## WHAT YOU WILL DO
Copy each line exactly.

--*--

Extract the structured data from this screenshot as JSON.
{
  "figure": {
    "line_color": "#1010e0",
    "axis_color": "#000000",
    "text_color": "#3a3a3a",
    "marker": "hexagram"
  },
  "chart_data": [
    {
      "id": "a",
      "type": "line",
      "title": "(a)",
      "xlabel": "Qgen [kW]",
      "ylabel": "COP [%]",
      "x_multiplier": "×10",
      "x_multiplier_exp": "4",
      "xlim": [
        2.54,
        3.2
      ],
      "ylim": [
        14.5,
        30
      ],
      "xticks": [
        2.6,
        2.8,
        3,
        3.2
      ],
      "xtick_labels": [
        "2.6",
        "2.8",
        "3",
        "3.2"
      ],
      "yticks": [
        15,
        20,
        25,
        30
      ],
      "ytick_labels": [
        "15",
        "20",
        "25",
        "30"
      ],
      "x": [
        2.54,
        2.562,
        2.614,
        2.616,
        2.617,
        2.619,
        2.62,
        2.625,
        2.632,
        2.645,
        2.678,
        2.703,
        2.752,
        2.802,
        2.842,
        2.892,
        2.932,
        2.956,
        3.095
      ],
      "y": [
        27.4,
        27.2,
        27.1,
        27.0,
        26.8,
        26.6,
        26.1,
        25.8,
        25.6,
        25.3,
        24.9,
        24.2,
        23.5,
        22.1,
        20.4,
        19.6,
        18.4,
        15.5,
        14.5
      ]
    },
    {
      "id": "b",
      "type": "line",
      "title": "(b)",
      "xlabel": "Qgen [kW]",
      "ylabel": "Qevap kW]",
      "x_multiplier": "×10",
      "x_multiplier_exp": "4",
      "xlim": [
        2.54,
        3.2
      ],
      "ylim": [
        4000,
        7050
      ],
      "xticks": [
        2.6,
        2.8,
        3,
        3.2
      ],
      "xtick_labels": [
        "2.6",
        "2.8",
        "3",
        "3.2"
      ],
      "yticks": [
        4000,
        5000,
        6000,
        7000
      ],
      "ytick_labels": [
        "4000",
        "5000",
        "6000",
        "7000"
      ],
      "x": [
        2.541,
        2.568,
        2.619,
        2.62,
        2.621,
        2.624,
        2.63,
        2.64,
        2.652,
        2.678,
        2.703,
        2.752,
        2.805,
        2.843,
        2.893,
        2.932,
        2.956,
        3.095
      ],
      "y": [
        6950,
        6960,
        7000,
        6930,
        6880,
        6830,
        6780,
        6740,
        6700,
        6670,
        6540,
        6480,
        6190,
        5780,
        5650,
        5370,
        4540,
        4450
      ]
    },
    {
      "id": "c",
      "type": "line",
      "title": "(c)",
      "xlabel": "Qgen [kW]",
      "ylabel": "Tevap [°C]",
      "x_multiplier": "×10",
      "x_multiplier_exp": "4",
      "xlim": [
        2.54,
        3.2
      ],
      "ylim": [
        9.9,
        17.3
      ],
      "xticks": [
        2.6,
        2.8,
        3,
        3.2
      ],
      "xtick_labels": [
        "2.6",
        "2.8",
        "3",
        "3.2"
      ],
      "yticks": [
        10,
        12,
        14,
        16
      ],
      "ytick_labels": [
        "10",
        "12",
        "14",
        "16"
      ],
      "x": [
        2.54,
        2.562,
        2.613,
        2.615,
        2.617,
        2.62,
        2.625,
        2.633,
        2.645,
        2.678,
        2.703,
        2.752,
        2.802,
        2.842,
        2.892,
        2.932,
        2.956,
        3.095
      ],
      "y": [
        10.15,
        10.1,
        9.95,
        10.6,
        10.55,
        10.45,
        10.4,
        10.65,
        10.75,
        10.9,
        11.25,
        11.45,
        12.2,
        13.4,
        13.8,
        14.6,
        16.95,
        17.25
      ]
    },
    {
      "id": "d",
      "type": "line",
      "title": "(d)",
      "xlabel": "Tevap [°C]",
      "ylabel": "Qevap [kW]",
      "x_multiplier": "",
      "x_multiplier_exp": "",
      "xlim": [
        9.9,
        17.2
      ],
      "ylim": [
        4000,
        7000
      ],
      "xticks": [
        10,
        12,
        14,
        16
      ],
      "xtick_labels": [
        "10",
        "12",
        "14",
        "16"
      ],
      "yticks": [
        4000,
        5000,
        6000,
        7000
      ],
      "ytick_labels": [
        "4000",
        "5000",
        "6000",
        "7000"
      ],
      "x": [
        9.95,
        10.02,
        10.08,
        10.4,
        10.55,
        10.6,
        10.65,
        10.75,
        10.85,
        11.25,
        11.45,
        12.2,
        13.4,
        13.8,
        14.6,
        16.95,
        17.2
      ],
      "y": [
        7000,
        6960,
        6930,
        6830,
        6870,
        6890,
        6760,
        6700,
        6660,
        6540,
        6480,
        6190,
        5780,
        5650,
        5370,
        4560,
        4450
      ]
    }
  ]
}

--*--

## WORKED SOLUTION
Extract the structured data from this screenshot as JSON.
{
  "figure": {
    "line_color": "#1010e0",
    "axis_color": "#000000",
    "text_color": "#3a3a3a",
    "marker": "hexagram"
  },
  "chart_data": [
    {
      "id": "a",
      "type": "line",
      "title": "(a)",
      "xlabel": "Qgen [kW]",
      "ylabel": "COP [%]",
      "x_multiplier": "×10",
      "x_multiplier_exp": "4",
      "xlim": [
        2.54,
        3.2
      ],
      "ylim": [
        14.5,
        30
      ],
      "xticks": [
        2.6,
        2.8,
        3,
        3.2
      ],
      "xtick_labels": [
        "2.6",
        "2.8",
        "3",
        "3.2"
      ],
      "yticks": [
        15,
        20,
        25,
        30
      ],
      "ytick_labels": [
        "15",
        "20",
        "25",
        "30"
      ],
      "x": [
        2.54,
        2.562,
        2.614,
        2.616,
        2.617,
        2.619,
        2.62,
        2.625,
        2.632,
        2.645,
        2.678,
        2.703,
        2.752,
        2.802,
        2.842,
        2.892,
        2.932,
        2.956,
        3.095
      ],
      "y": [
        27.4,
        27.2,
        27.1,
        27.0,
        26.8,
        26.6,
        26.1,
        25.8,
        25.6,
        25.3,
        24.9,
        24.2,
        23.5,
        22.1,
        20.4,
        19.6,
        18.4,
        15.5,
        14.5
      ]
    },
    {
      "id": "b",
      "type": "line",
      "title": "(b)",
      "xlabel": "Qgen [kW]",
      "ylabel": "Qevap kW]",
      "x_multiplier": "×10",
      "x_multiplier_exp": "4",
      "xlim": [
        2.54,
        3.2
      ],
      "ylim": [
        4000,
        7050
      ],
      "xticks": [
        2.6,
        2.8,
        3,
        3.2
      ],
      "xtick_labels": [
        "2.6",
        "2.8",
        "3",
        "3.2"
      ],
      "yticks": [
        4000,
        5000,
        6000,
        7000
      ],
      "ytick_labels": [
        "4000",
        "5000",
        "6000",
        "7000"
      ],
      "x": [
        2.541,
        2.568,
        2.619,
        2.62,
        2.621,
        2.624,
        2.63,
        2.64,
        2.652,
        2.678,
        2.703,
        2.752,
        2.805,
        2.843,
        2.893,
        2.932,
        2.956,
        3.095
      ],
      "y": [
        6950,
        6960,
        7000,
        6930,
        6880,
        6830,
        6780,
        6740,
        6700,
        6670,
        6540,
        6480,
        6190,
        5780,
        5650,
        5370,
        4540,
        4450
      ]
    },
    {
      "id": "c",
      "type": "line",
      "title": "(c)",
      "xlabel": "Qgen [kW]",
      "ylabel": "Tevap [°C]",
      "x_multiplier": "×10",
      "x_multiplier_exp": "4",
      "xlim": [
        2.54,
        3.2
      ],
      "ylim": [
        9.9,
        17.3
      ],
      "xticks": [
        2.6,
        2.8,
        3,
        3.2
      ],
      "xtick_labels": [
        "2.6",
        "2.8",
        "3",
        "3.2"
      ],
      "yticks": [
        10,
        12,
        14,
        16
      ],
      "ytick_labels": [
        "10",
        "12",
        "14",
        "16"
      ],
      "x": [
        2.54,
        2.562,
        2.613,
        2.615,
        2.617,
        2.62,
        2.625,
        2.633,
        2.645,
        2.678,
        2.703,
        2.752,
        2.802,
        2.842,
        2.892,
        2.932,
        2.956,
        3.095
      ],
      "y": [
        10.15,
        10.1,
        9.95,
        10.6,
        10.55,
        10.45,
        10.4,
        10.65,
        10.75,
        10.9,
        11.25,
        11.45,
        12.2,
        13.4,
        13.8,
        14.6,
        16.95,
        17.25
      ]
    },
    {
      "id": "d",
      "type": "line",
      "title": "(d)",
      "xlabel": "Tevap [°C]",
      "ylabel": "Qevap [kW]",
      "x_multiplier": "",
      "x_multiplier_exp": "",
      "xlim": [
        9.9,
        17.2
      ],
      "ylim": [
        4000,
        7000
      ],
      "xticks": [
        10,
        12,
        14,
        16
      ],
      "xtick_labels": [
        "10",
        "12",
        "14",
        "16"
      ],
      "yticks": [
        4000,
        5000,
        6000,
        7000
      ],
      "ytick_labels": [
        "4000",
        "5000",
        "6000",
        "7000"
      ],
      "x": [
        9.95,
        10.02,
        10.08,
        10.4,
        10.55,
        10.6,
        10.65,
        10.75,
        10.85,
        11.25,
        11.45,
        12.2,
        13.4,
        13.8,
        14.6,
        16.95,
        17.2
      ],
      "y": [
        7000,
        6960,
        6930,
        6830,
        6870,
        6890,
        6760,
        6700,
        6660,
        6540,
        6480,
        6190,
        5780,
        5650,
        5370,
        4560,
        4450
      ]
    }
  ]
}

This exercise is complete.